| To do |
Extract every line between the one with "Read out every word on this page." and the end of the entries, both included, word for word and free of pictures.

※

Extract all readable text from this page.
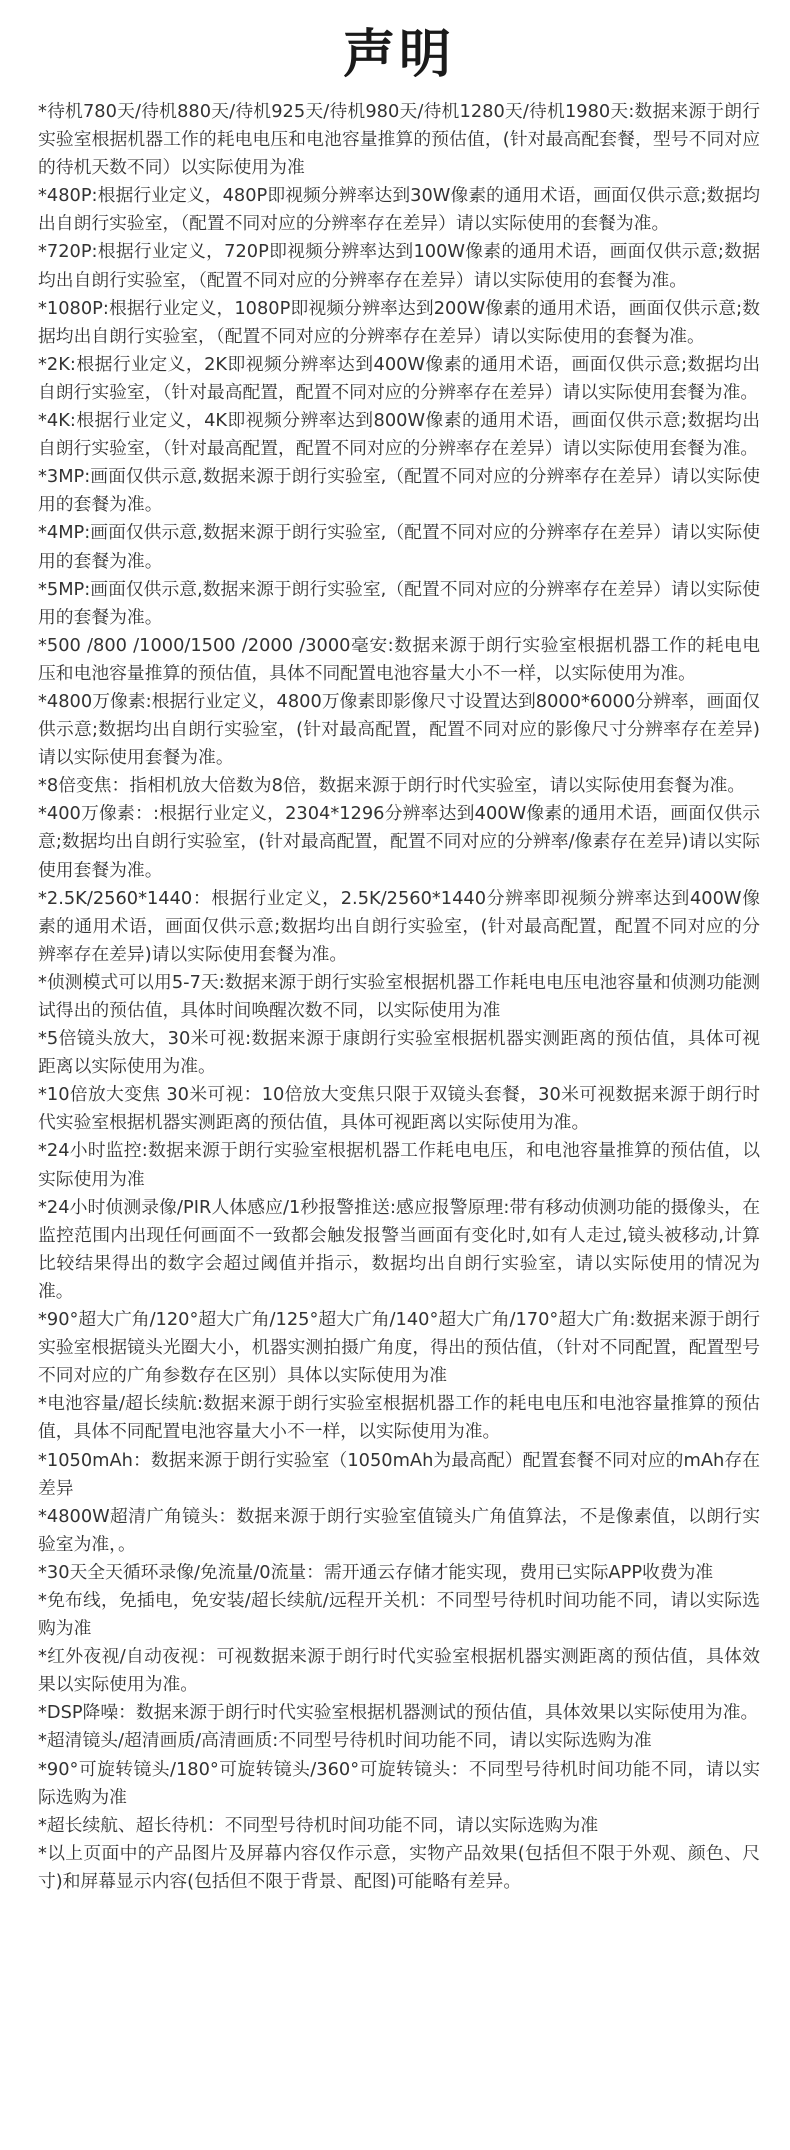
声明
*待机780天/待机880天/待机925天/待机980天/待机1280天/待机1980天:数据来源于朗行实验室根据机器工作的耗电电压和电池容量推算的预估值，(针对最高配套餐，型号不同对应的待机天数不同）以实际使用为准
*480P:根据行业定义，480P即视频分辨率达到30W像素的通用术语，画面仅供示意;数据均出自朗行实验室，（配置不同对应的分辨率存在差异）请以实际使用的套餐为准。
*720P:根据行业定义，720P即视频分辨率达到100W像素的通用术语，画面仅供示意;数据均出自朗行实验室，（配置不同对应的分辨率存在差异）请以实际使用的套餐为准。
*1080P:根据行业定义，1080P即视频分辨率达到200W像素的通用术语，画面仅供示意;数据均出自朗行实验室，（配置不同对应的分辨率存在差异）请以实际使用的套餐为准。
*2K:根据行业定义，2K即视频分辨率达到400W像素的通用术语，画面仅供示意;数据均出自朗行实验室，（针对最高配置，配置不同对应的分辨率存在差异）请以实际使用套餐为准。
*4K:根据行业定义，4K即视频分辨率达到800W像素的通用术语，画面仅供示意;数据均出自朗行实验室，（针对最高配置，配置不同对应的分辨率存在差异）请以实际使用套餐为准。
*3MP:画面仅供示意,数据来源于朗行实验室,（配置不同对应的分辨率存在差异）请以实际使用的套餐为准。
*4MP:画面仅供示意,数据来源于朗行实验室,（配置不同对应的分辨率存在差异）请以实际使用的套餐为准。
*5MP:画面仅供示意,数据来源于朗行实验室,（配置不同对应的分辨率存在差异）请以实际使用的套餐为准。
*500 /800 /1000/1500 /2000 /3000毫安:数据来源于朗行实验室根据机器工作的耗电电压和电池容量推算的预估值，具体不同配置电池容量大小不一样，以实际使用为准。
*4800万像素:根据行业定义，4800万像素即影像尺寸设置达到8000*6000分辨率，画面仅供示意;数据均出自朗行实验室，(针对最高配置，配置不同对应的影像尺寸分辨率存在差异)请以实际使用套餐为准。
*8倍变焦：指相机放大倍数为8倍，数据来源于朗行时代实验室，请以实际使用套餐为准。
*400万像素：:根据行业定义，2304*1296分辨率达到400W像素的通用术语，画面仅供示意;数据均出自朗行实验室，(针对最高配置，配置不同对应的分辨率/像素存在差异)请以实际使用套餐为准。
*2.5K/2560*1440：根据行业定义，2.5K/2560*1440分辨率即视频分辨率达到400W像素的通用术语，画面仅供示意;数据均出自朗行实验室，(针对最高配置，配置不同对应的分辨率存在差异)请以实际使用套餐为准。
*侦测模式可以用5-7天:数据来源于朗行实验室根据机器工作耗电电压电池容量和侦测功能测试得出的预估值，具体时间唤醒次数不同，以实际使用为准
*5倍镜头放大，30米可视:数据来源于康朗行实验室根据机器实测距离的预估值，具体可视距离以实际使用为准。
*10倍放大变焦 30米可视：10倍放大变焦只限于双镜头套餐，30米可视数据来源于朗行时代实验室根据机器实测距离的预估值，具体可视距离以实际使用为准。
*24小时监控:数据来源于朗行实验室根据机器工作耗电电压，和电池容量推算的预估值，以实际使用为准
*24小时侦测录像/PIR人体感应/1秒报警推送:感应报警原理:带有移动侦测功能的摄像头，在监控范围内出现任何画面不一致都会触发报警当画面有变化时,如有人走过,镜头被移动,计算比较结果得出的数字会超过阈值并指示，数据均出自朗行实验室，请以实际使用的情况为准。
*90°超大广角/120°超大广角/125°超大广角/140°超大广角/170°超大广角:数据来源于朗行实验室根据镜头光圈大小，机器实测拍摄广角度，得出的预估值，（针对不同配置，配置型号不同对应的广角参数存在区别）具体以实际使用为准
*电池容量/超长续航:数据来源于朗行实验室根据机器工作的耗电电压和电池容量推算的预估值，具体不同配置电池容量大小不一样，以实际使用为准。
*1050mAh：数据来源于朗行实验室（1050mAh为最高配）配置套餐不同对应的mAh存在差异
*4800W超清广角镜头：数据来源于朗行实验室值镜头广角值算法，不是像素值，以朗行实验室为准，。
*30天全天循环录像/免流量/0流量：需开通云存储才能实现，费用已实际APP收费为准
*免布线，免插电，免安装/超长续航/远程开关机：不同型号待机时间功能不同，请以实际选购为准
*红外夜视/自动夜视：可视数据来源于朗行时代实验室根据机器实测距离的预估值，具体效果以实际使用为准。
*DSP降噪：数据来源于朗行时代实验室根据机器测试的预估值，具体效果以实际使用为准。
*超清镜头/超清画质/高清画质:不同型号待机时间功能不同，请以实际选购为准
*90°可旋转镜头/180°可旋转镜头/360°可旋转镜头：不同型号待机时间功能不同，请以实际选购为准
*超长续航、超长待机：不同型号待机时间功能不同，请以实际选购为准
*以上页面中的产品图片及屏幕内容仅作示意，实物产品效果(包括但不限于外观、颜色、尺寸)和屏幕显示内容(包括但不限于背景、配图)可能略有差异。
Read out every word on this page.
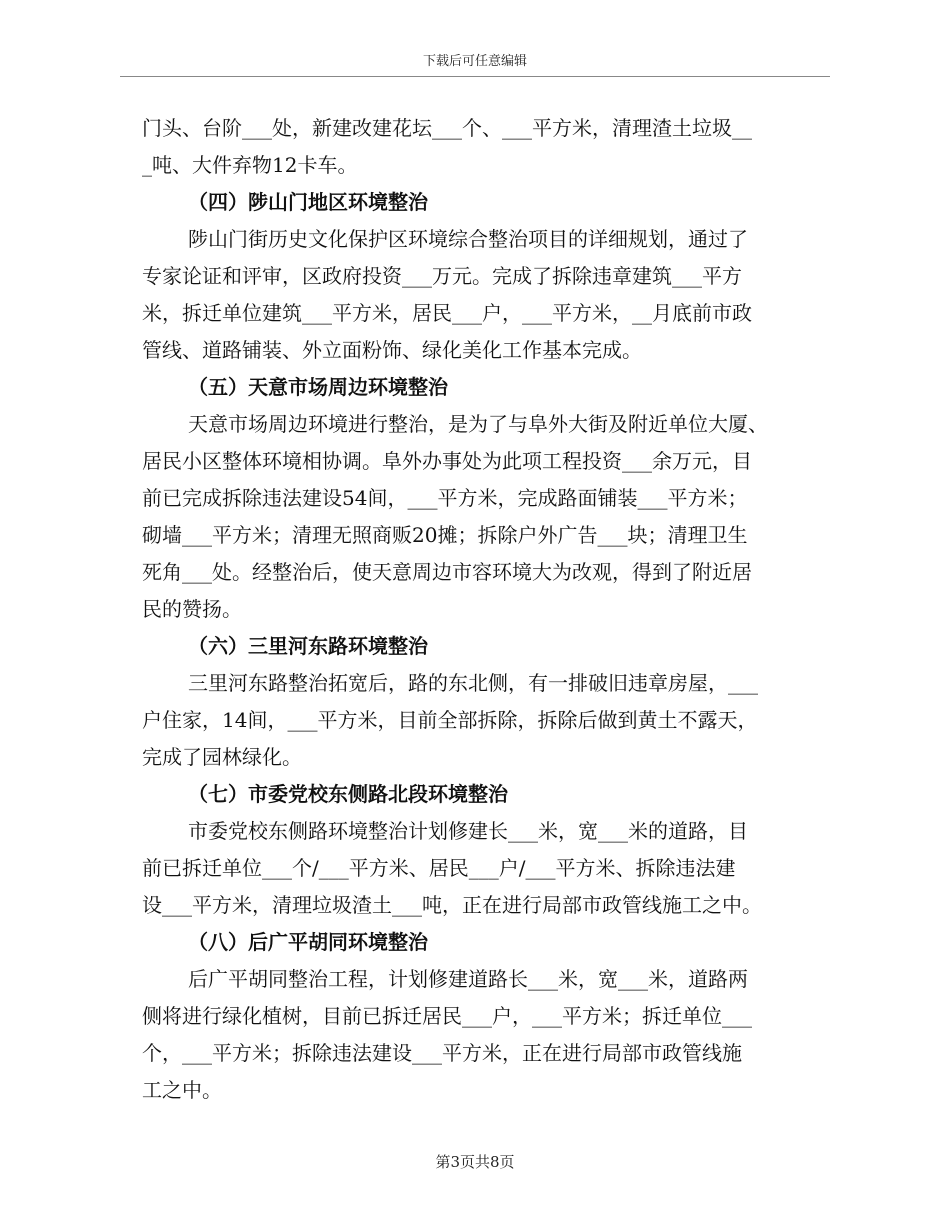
下载后可任意编辑
门头、台阶___处，新建改建花坛___个、___平方米，清理渣土垃圾__
_吨、大件弃物12卡车。
（四）陟山门地区环境整治
陟山门街历史文化保护区环境综合整治项目的详细规划，通过了
专家论证和评审，区政府投资___万元。完成了拆除违章建筑___平方
米，拆迁单位建筑___平方米，居民___户，___平方米，__月底前市政
管线、道路铺装、外立面粉饰、绿化美化工作基本完成。
（五）天意市场周边环境整治
天意市场周边环境进行整治，是为了与阜外大街及附近单位大厦、
居民小区整体环境相协调。阜外办事处为此项工程投资___余万元，目
前已完成拆除违法建设54间，___平方米，完成路面铺装___平方米；
砌墙___平方米；清理无照商贩20摊；拆除户外广告___块；清理卫生
死角___处。经整治后，使天意周边市容环境大为改观，得到了附近居
民的赞扬。
（六）三里河东路环境整治
三里河东路整治拓宽后，路的东北侧，有一排破旧违章房屋，___
户住家，14间，___平方米，目前全部拆除，拆除后做到黄土不露天，
完成了园林绿化。
（七）市委党校东侧路北段环境整治
市委党校东侧路环境整治计划修建长___米，宽___米的道路，目
前已拆迁单位___个/___平方米、居民___户/___平方米、拆除违法建
设___平方米，清理垃圾渣土___吨，正在进行局部市政管线施工之中。
（八）后广平胡同环境整治
后广平胡同整治工程，计划修建道路长___米，宽___米，道路两
侧将进行绿化植树，目前已拆迁居民___户，___平方米；拆迁单位___
个，___平方米；拆除违法建设___平方米，正在进行局部市政管线施
工之中。
第3页共8页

※

| Written answer |
Read out every word on this page.
下载后可任意编辑
门头、台阶___处，新建改建花坛___个、___平方米，清理渣土垃圾__
_吨、大件弃物12卡车。
（四）陟山门地区环境整治
陟山门街历史文化保护区环境综合整治项目的详细规划，通过了
专家论证和评审，区政府投资___万元。完成了拆除违章建筑___平方
米，拆迁单位建筑___平方米，居民___户，___平方米，__月底前市政
管线、道路铺装、外立面粉饰、绿化美化工作基本完成。
（五）天意市场周边环境整治
天意市场周边环境进行整治，是为了与阜外大街及附近单位大厦、
居民小区整体环境相协调。阜外办事处为此项工程投资___余万元，目
前已完成拆除违法建设54间，___平方米，完成路面铺装___平方米；
砌墙___平方米；清理无照商贩20摊；拆除户外广告___块；清理卫生
死角___处。经整治后，使天意周边市容环境大为改观，得到了附近居
民的赞扬。
（六）三里河东路环境整治
三里河东路整治拓宽后，路的东北侧，有一排破旧违章房屋，___
户住家，14间，___平方米，目前全部拆除，拆除后做到黄土不露天，
完成了园林绿化。
（七）市委党校东侧路北段环境整治
市委党校东侧路环境整治计划修建长___米，宽___米的道路，目
前已拆迁单位___个/___平方米、居民___户/___平方米、拆除违法建
设___平方米，清理垃圾渣土___吨，正在进行局部市政管线施工之中。
（八）后广平胡同环境整治
后广平胡同整治工程，计划修建道路长___米，宽___米，道路两
侧将进行绿化植树，目前已拆迁居民___户，___平方米；拆迁单位___
个，___平方米；拆除违法建设___平方米，正在进行局部市政管线施
工之中。
第3页共8页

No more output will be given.